● Set task: Copy out, from the entries below, each line holding the string "通过指针变量引用数组元素的各种方式".
■ ■ ■ ■
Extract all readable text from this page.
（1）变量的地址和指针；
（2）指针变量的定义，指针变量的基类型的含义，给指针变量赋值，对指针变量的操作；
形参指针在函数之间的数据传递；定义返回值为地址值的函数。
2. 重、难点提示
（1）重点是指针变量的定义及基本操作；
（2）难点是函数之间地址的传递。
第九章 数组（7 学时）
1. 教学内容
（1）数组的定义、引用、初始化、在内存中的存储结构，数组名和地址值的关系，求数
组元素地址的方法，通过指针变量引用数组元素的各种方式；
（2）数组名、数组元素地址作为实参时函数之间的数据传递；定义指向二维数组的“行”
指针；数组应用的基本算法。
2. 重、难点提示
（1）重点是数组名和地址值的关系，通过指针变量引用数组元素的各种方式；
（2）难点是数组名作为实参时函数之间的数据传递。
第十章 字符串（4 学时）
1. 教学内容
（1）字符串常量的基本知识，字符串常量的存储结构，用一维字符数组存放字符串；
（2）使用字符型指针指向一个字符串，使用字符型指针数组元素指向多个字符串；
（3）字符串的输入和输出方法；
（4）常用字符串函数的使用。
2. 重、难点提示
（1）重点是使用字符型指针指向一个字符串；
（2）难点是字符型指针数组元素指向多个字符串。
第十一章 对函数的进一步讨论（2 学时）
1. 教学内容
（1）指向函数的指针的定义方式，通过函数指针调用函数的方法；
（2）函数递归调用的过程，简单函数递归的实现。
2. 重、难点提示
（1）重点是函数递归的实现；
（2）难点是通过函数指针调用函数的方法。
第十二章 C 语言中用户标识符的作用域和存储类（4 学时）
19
■ ■ ■ ■
● Output for this exercise:
组元素地址的方法，通过指针变量引用数组元素的各种方式；
（1）重点是数组名和地址值的关系，通过指针变量引用数组元素的各种方式；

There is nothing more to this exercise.